- [Requirement] Images are not part of the copy; write out the rest of the data exactly as given.

(Stored data)
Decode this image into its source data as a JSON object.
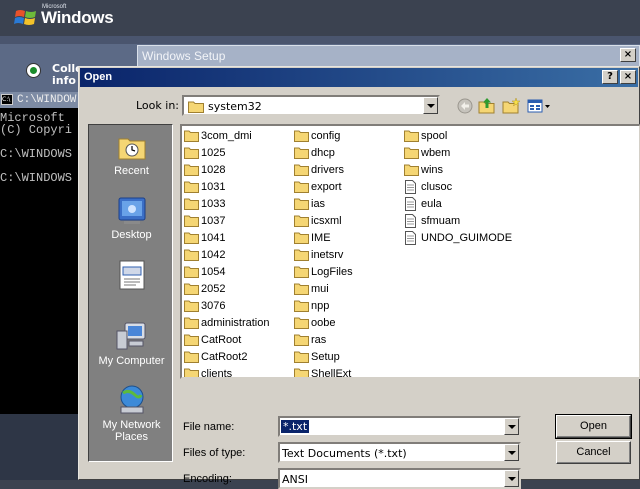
{
  "desktop": {
    "logo_brand": "Microsoft",
    "logo_text": "Windows",
    "setup_title": "Windows Setup",
    "setup_close": "×",
    "collect_text": "Colle",
    "info_text": "info",
    "cmd_title": "C:\\WINDOW",
    "cmd_lines": [
      "Microsoft",
      "(C) Copyri",
      "C:\\WINDOWS",
      "C:\\WINDOWS"
    ]
  },
  "dialog": {
    "title": "Open",
    "help_label": "?",
    "close_label": "×",
    "look_in_label": "Look in:",
    "look_in_value": "system32",
    "places": [
      {
        "label": "Recent",
        "icon": "recent-folder-icon"
      },
      {
        "label": "Desktop",
        "icon": "desktop-icon"
      },
      {
        "label": "",
        "icon": "my-documents-icon"
      },
      {
        "label": "My Computer",
        "icon": "my-computer-icon"
      },
      {
        "label": "My Network Places",
        "icon": "network-places-icon"
      }
    ],
    "files": {
      "col1": [
        "3com_dmi",
        "1025",
        "1028",
        "1031",
        "1033",
        "1037",
        "1041",
        "1042",
        "1054",
        "2052",
        "3076",
        "administration",
        "CatRoot",
        "CatRoot2",
        "clients"
      ],
      "col2": [
        "config",
        "dhcp",
        "drivers",
        "export",
        "ias",
        "icsxml",
        "IME",
        "inetsrv",
        "LogFiles",
        "mui",
        "npp",
        "oobe",
        "ras",
        "Setup",
        "ShellExt"
      ],
      "col3_folders": [
        "spool",
        "wbem",
        "wins"
      ],
      "col3_files": [
        "clusoc",
        "eula",
        "sfmuam",
        "UNDO_GUIMODE"
      ]
    },
    "file_name_label": "File name:",
    "file_name_value": "*.txt",
    "files_of_type_label": "Files of type:",
    "files_of_type_value": "Text Documents (*.txt)",
    "encoding_label": "Encoding:",
    "encoding_value": "ANSI",
    "open_button": "Open",
    "cancel_button": "Cancel"
  },
  "colors": {
    "title_bar": "#0a246a",
    "dialog_face": "#d4d0c8",
    "folder_yellow": "#f5d674"
  }
}
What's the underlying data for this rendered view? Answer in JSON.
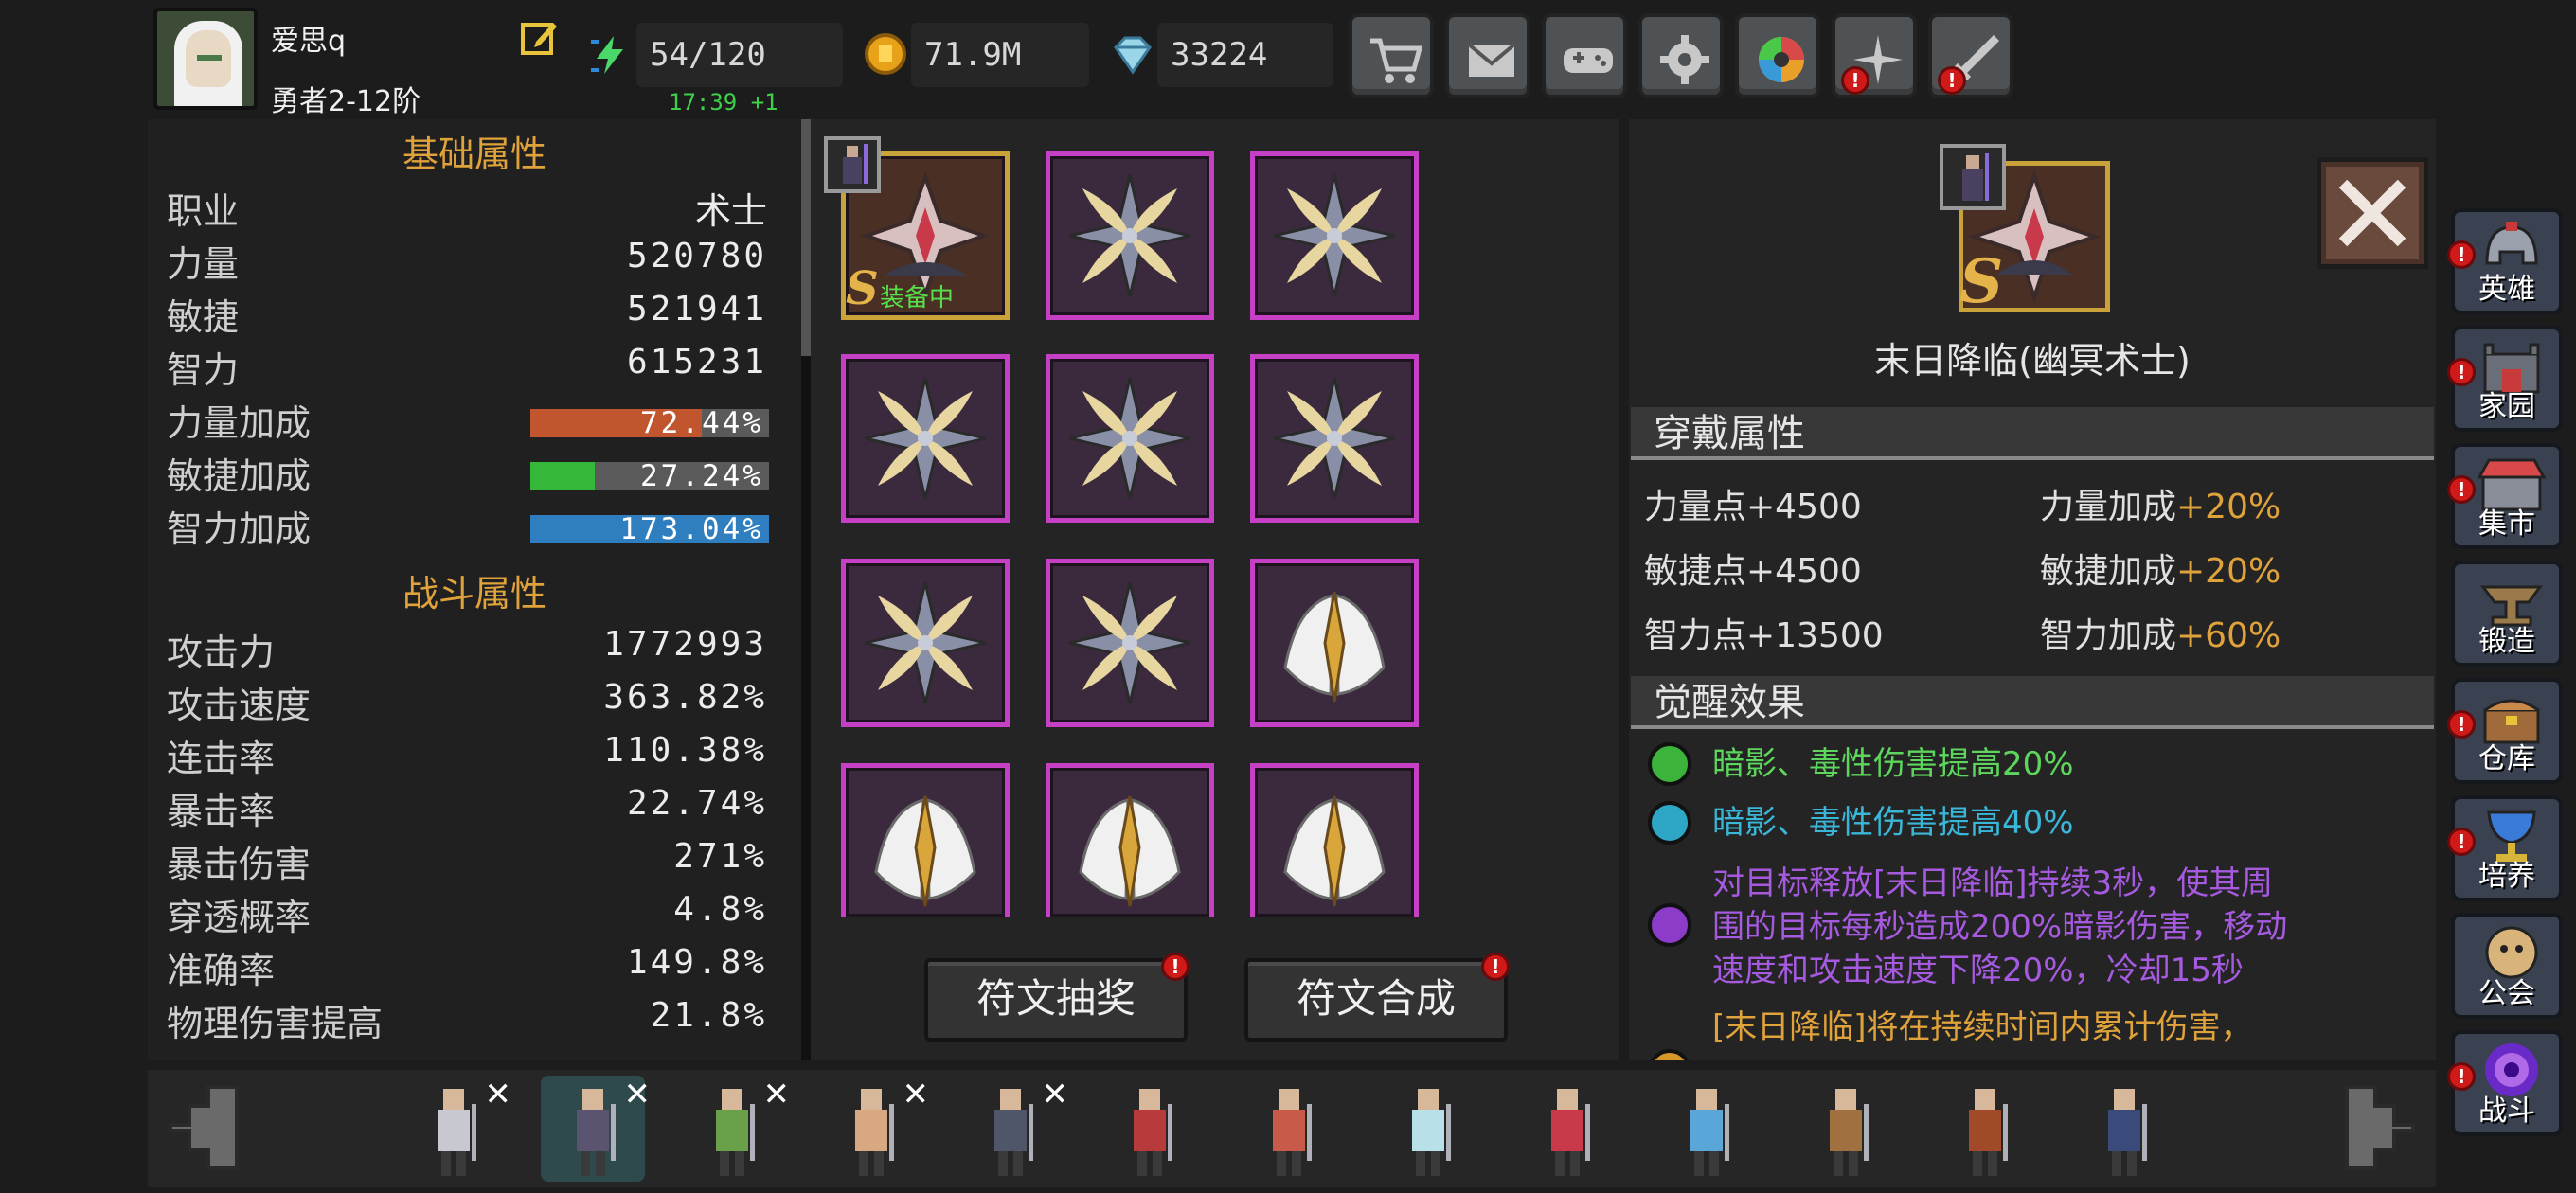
{
  "player": {
    "name": "爱思q",
    "rank": "勇者2-12阶",
    "energy": "54/120",
    "energy_timer": "17:39 +1",
    "gold": "71.9M",
    "gems": "33224"
  },
  "top_buttons": [
    {
      "name": "shop",
      "icon": "cart-icon",
      "badge": ""
    },
    {
      "name": "mail",
      "icon": "mail-icon",
      "badge": ""
    },
    {
      "name": "gamepad",
      "icon": "gamepad-icon",
      "badge": ""
    },
    {
      "name": "settings",
      "icon": "gear-icon",
      "badge": ""
    },
    {
      "name": "gacha",
      "icon": "lens-icon",
      "badge": ""
    },
    {
      "name": "sparkle",
      "icon": "sparkle-icon",
      "badge": "!"
    },
    {
      "name": "sword",
      "icon": "sword-icon",
      "badge": "!"
    }
  ],
  "left": {
    "basic_title": "基础属性",
    "job_label": "职业",
    "job_value": "术士",
    "str_label": "力量",
    "str_value": "520780",
    "agi_label": "敏捷",
    "agi_value": "521941",
    "int_label": "智力",
    "int_value": "615231",
    "str_bonus_label": "力量加成",
    "str_bonus_value": "72.44%",
    "str_bonus_fill": 0.72,
    "agi_bonus_label": "敏捷加成",
    "agi_bonus_value": "27.24%",
    "agi_bonus_fill": 0.27,
    "int_bonus_label": "智力加成",
    "int_bonus_value": "173.04%",
    "int_bonus_fill": 1.0,
    "combat_title": "战斗属性",
    "combat": [
      {
        "label": "攻击力",
        "value": "1772993"
      },
      {
        "label": "攻击速度",
        "value": "363.82%"
      },
      {
        "label": "连击率",
        "value": "110.38%"
      },
      {
        "label": "暴击率",
        "value": "22.74%"
      },
      {
        "label": "暴击伤害",
        "value": "271%"
      },
      {
        "label": "穿透概率",
        "value": "4.8%"
      },
      {
        "label": "准确率",
        "value": "149.8%"
      },
      {
        "label": "物理伤害提高",
        "value": "21.8%"
      }
    ]
  },
  "middle": {
    "equipped_tag": "装备中",
    "grade": "S",
    "runes": [
      "doom",
      "cross",
      "cross",
      "cross",
      "cross",
      "cross",
      "cross",
      "cross",
      "wings",
      "wings",
      "wings",
      "wings"
    ],
    "btn_draw": "符文抽奖",
    "btn_merge": "符文合成"
  },
  "right": {
    "item_name": "末日降临(幽冥术士)",
    "grade": "S",
    "wear_title": "穿戴属性",
    "wear": [
      {
        "stat": "力量点",
        "bonus": "+4500"
      },
      {
        "stat": "力量加成",
        "bonus": "+20%"
      },
      {
        "stat": "敏捷点",
        "bonus": "+4500"
      },
      {
        "stat": "敏捷加成",
        "bonus": "+20%"
      },
      {
        "stat": "智力点",
        "bonus": "+13500"
      },
      {
        "stat": "智力加成",
        "bonus": "+60%"
      }
    ],
    "awaken_title": "觉醒效果",
    "awaken": [
      {
        "color": "#3cb43c",
        "text_color": "#5cd65c",
        "text": "暗影、毒性伤害提高20%"
      },
      {
        "color": "#2ea6c6",
        "text_color": "#3ab7d8",
        "text": "暗影、毒性伤害提高40%"
      },
      {
        "color": "#8c3cc8",
        "text_color": "#a65ae0",
        "line1": "对目标释放[末日降临]持续3秒，使其周",
        "line2": "围的目标每秒造成200%暗影伤害，移动",
        "line3": "速度和攻击速度下降20%，冷却15秒"
      },
      {
        "color": "#d6962a",
        "text_color": "#e0a23a",
        "text": "[末日降临]将在持续时间内累计伤害，"
      }
    ]
  },
  "side_nav": [
    {
      "label": "英雄",
      "icon": "helmet-icon",
      "badge": "!"
    },
    {
      "label": "家园",
      "icon": "castle-icon",
      "badge": "!"
    },
    {
      "label": "集市",
      "icon": "market-icon",
      "badge": "!"
    },
    {
      "label": "锻造",
      "icon": "anvil-icon",
      "badge": ""
    },
    {
      "label": "仓库",
      "icon": "chest-icon",
      "badge": "!"
    },
    {
      "label": "培养",
      "icon": "chalice-icon",
      "badge": "!"
    },
    {
      "label": "公会",
      "icon": "guild-icon",
      "badge": ""
    },
    {
      "label": "战斗",
      "icon": "portal-icon",
      "badge": "!"
    }
  ],
  "heroes": [
    {
      "name": "hero-1",
      "crossed": true,
      "color": "#c8c8d0"
    },
    {
      "name": "hero-2",
      "crossed": true,
      "color": "#5a5470",
      "selected": true
    },
    {
      "name": "hero-3",
      "crossed": true,
      "color": "#6aa04a"
    },
    {
      "name": "hero-4",
      "crossed": true,
      "color": "#d8a880"
    },
    {
      "name": "hero-5",
      "crossed": true,
      "color": "#50566a"
    },
    {
      "name": "hero-6",
      "crossed": false,
      "color": "#b83a3a"
    },
    {
      "name": "hero-7",
      "crossed": false,
      "color": "#c85a4a"
    },
    {
      "name": "hero-8",
      "crossed": false,
      "color": "#b8e0e8"
    },
    {
      "name": "hero-9",
      "crossed": false,
      "color": "#c83a4a"
    },
    {
      "name": "hero-10",
      "crossed": false,
      "color": "#5aa6d8"
    },
    {
      "name": "hero-11",
      "crossed": false,
      "color": "#a07040"
    },
    {
      "name": "hero-12",
      "crossed": false,
      "color": "#a04a2a"
    },
    {
      "name": "hero-13",
      "crossed": false,
      "color": "#3a4a7a"
    }
  ],
  "colors": {
    "accent_gold": "#e0a23a",
    "rune_border": "#c640c6",
    "str_bar": "#c0552e",
    "agi_bar": "#35b83a",
    "int_bar": "#2e7ec0"
  }
}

- [Exercise solution]
Decode this image into its source data as a JSON object.
{
  "desktop": {
    "logo_brand": "Microsoft",
    "logo_text": "Windows",
    "setup_title": "Windows Setup",
    "setup_close": "×",
    "collect_text": "Colle",
    "info_text": "info",
    "cmd_title": "C:\\WINDOW",
    "cmd_lines": [
      "Microsoft",
      "(C) Copyri",
      "C:\\WINDOWS",
      "C:\\WINDOWS"
    ]
  },
  "dialog": {
    "title": "Open",
    "help_label": "?",
    "close_label": "×",
    "look_in_label": "Look in:",
    "look_in_value": "system32",
    "places": [
      {
        "label": "Recent",
        "icon": "recent-folder-icon"
      },
      {
        "label": "Desktop",
        "icon": "desktop-icon"
      },
      {
        "label": "",
        "icon": "my-documents-icon"
      },
      {
        "label": "My Computer",
        "icon": "my-computer-icon"
      },
      {
        "label": "My Network Places",
        "icon": "network-places-icon"
      }
    ],
    "files": {
      "col1": [
        "3com_dmi",
        "1025",
        "1028",
        "1031",
        "1033",
        "1037",
        "1041",
        "1042",
        "1054",
        "2052",
        "3076",
        "administration",
        "CatRoot",
        "CatRoot2",
        "clients"
      ],
      "col2": [
        "config",
        "dhcp",
        "drivers",
        "export",
        "ias",
        "icsxml",
        "IME",
        "inetsrv",
        "LogFiles",
        "mui",
        "npp",
        "oobe",
        "ras",
        "Setup",
        "ShellExt"
      ],
      "col3_folders": [
        "spool",
        "wbem",
        "wins"
      ],
      "col3_files": [
        "clusoc",
        "eula",
        "sfmuam",
        "UNDO_GUIMODE"
      ]
    },
    "file_name_label": "File name:",
    "file_name_value": "*.txt",
    "files_of_type_label": "Files of type:",
    "files_of_type_value": "Text Documents (*.txt)",
    "encoding_label": "Encoding:",
    "encoding_value": "ANSI",
    "open_button": "Open",
    "cancel_button": "Cancel"
  },
  "colors": {
    "title_bar": "#0a246a",
    "dialog_face": "#d4d0c8",
    "folder_yellow": "#f5d674"
  }
}
What's the underlying data for this rendered view? Answer in JSON.
{
  "player": {
    "name": "爱思q",
    "rank": "勇者2-12阶",
    "energy": "54/120",
    "energy_timer": "17:39 +1",
    "gold": "71.9M",
    "gems": "33224"
  },
  "top_buttons": [
    {
      "name": "shop",
      "icon": "cart-icon",
      "badge": ""
    },
    {
      "name": "mail",
      "icon": "mail-icon",
      "badge": ""
    },
    {
      "name": "gamepad",
      "icon": "gamepad-icon",
      "badge": ""
    },
    {
      "name": "settings",
      "icon": "gear-icon",
      "badge": ""
    },
    {
      "name": "gacha",
      "icon": "lens-icon",
      "badge": ""
    },
    {
      "name": "sparkle",
      "icon": "sparkle-icon",
      "badge": "!"
    },
    {
      "name": "sword",
      "icon": "sword-icon",
      "badge": "!"
    }
  ],
  "left": {
    "basic_title": "基础属性",
    "job_label": "职业",
    "job_value": "术士",
    "str_label": "力量",
    "str_value": "520780",
    "agi_label": "敏捷",
    "agi_value": "521941",
    "int_label": "智力",
    "int_value": "615231",
    "str_bonus_label": "力量加成",
    "str_bonus_value": "72.44%",
    "str_bonus_fill": 0.72,
    "agi_bonus_label": "敏捷加成",
    "agi_bonus_value": "27.24%",
    "agi_bonus_fill": 0.27,
    "int_bonus_label": "智力加成",
    "int_bonus_value": "173.04%",
    "int_bonus_fill": 1.0,
    "combat_title": "战斗属性",
    "combat": [
      {
        "label": "攻击力",
        "value": "1772993"
      },
      {
        "label": "攻击速度",
        "value": "363.82%"
      },
      {
        "label": "连击率",
        "value": "110.38%"
      },
      {
        "label": "暴击率",
        "value": "22.74%"
      },
      {
        "label": "暴击伤害",
        "value": "271%"
      },
      {
        "label": "穿透概率",
        "value": "4.8%"
      },
      {
        "label": "准确率",
        "value": "149.8%"
      },
      {
        "label": "物理伤害提高",
        "value": "21.8%"
      }
    ]
  },
  "middle": {
    "equipped_tag": "装备中",
    "grade": "S",
    "runes": [
      "doom",
      "cross",
      "cross",
      "cross",
      "cross",
      "cross",
      "cross",
      "cross",
      "wings",
      "wings",
      "wings",
      "wings"
    ],
    "btn_draw": "符文抽奖",
    "btn_merge": "符文合成"
  },
  "right": {
    "item_name": "末日降临(幽冥术士)",
    "grade": "S",
    "wear_title": "穿戴属性",
    "wear": [
      {
        "stat": "力量点",
        "bonus": "+4500"
      },
      {
        "stat": "力量加成",
        "bonus": "+20%"
      },
      {
        "stat": "敏捷点",
        "bonus": "+4500"
      },
      {
        "stat": "敏捷加成",
        "bonus": "+20%"
      },
      {
        "stat": "智力点",
        "bonus": "+13500"
      },
      {
        "stat": "智力加成",
        "bonus": "+60%"
      }
    ],
    "awaken_title": "觉醒效果",
    "awaken": [
      {
        "color": "#3cb43c",
        "text_color": "#5cd65c",
        "text": "暗影、毒性伤害提高20%"
      },
      {
        "color": "#2ea6c6",
        "text_color": "#3ab7d8",
        "text": "暗影、毒性伤害提高40%"
      },
      {
        "color": "#8c3cc8",
        "text_color": "#a65ae0",
        "line1": "对目标释放[末日降临]持续3秒，使其周",
        "line2": "围的目标每秒造成200%暗影伤害，移动",
        "line3": "速度和攻击速度下降20%，冷却15秒"
      },
      {
        "color": "#d6962a",
        "text_color": "#e0a23a",
        "text": "[末日降临]将在持续时间内累计伤害，"
      }
    ]
  },
  "side_nav": [
    {
      "label": "英雄",
      "icon": "helmet-icon",
      "badge": "!"
    },
    {
      "label": "家园",
      "icon": "castle-icon",
      "badge": "!"
    },
    {
      "label": "集市",
      "icon": "market-icon",
      "badge": "!"
    },
    {
      "label": "锻造",
      "icon": "anvil-icon",
      "badge": ""
    },
    {
      "label": "仓库",
      "icon": "chest-icon",
      "badge": "!"
    },
    {
      "label": "培养",
      "icon": "chalice-icon",
      "badge": "!"
    },
    {
      "label": "公会",
      "icon": "guild-icon",
      "badge": ""
    },
    {
      "label": "战斗",
      "icon": "portal-icon",
      "badge": "!"
    }
  ],
  "heroes": [
    {
      "name": "hero-1",
      "crossed": true,
      "color": "#c8c8d0"
    },
    {
      "name": "hero-2",
      "crossed": true,
      "color": "#5a5470",
      "selected": true
    },
    {
      "name": "hero-3",
      "crossed": true,
      "color": "#6aa04a"
    },
    {
      "name": "hero-4",
      "crossed": true,
      "color": "#d8a880"
    },
    {
      "name": "hero-5",
      "crossed": true,
      "color": "#50566a"
    },
    {
      "name": "hero-6",
      "crossed": false,
      "color": "#b83a3a"
    },
    {
      "name": "hero-7",
      "crossed": false,
      "color": "#c85a4a"
    },
    {
      "name": "hero-8",
      "crossed": false,
      "color": "#b8e0e8"
    },
    {
      "name": "hero-9",
      "crossed": false,
      "color": "#c83a4a"
    },
    {
      "name": "hero-10",
      "crossed": false,
      "color": "#5aa6d8"
    },
    {
      "name": "hero-11",
      "crossed": false,
      "color": "#a07040"
    },
    {
      "name": "hero-12",
      "crossed": false,
      "color": "#a04a2a"
    },
    {
      "name": "hero-13",
      "crossed": false,
      "color": "#3a4a7a"
    }
  ],
  "colors": {
    "accent_gold": "#e0a23a",
    "rune_border": "#c640c6",
    "str_bar": "#c0552e",
    "agi_bar": "#35b83a",
    "int_bar": "#2e7ec0"
  }
}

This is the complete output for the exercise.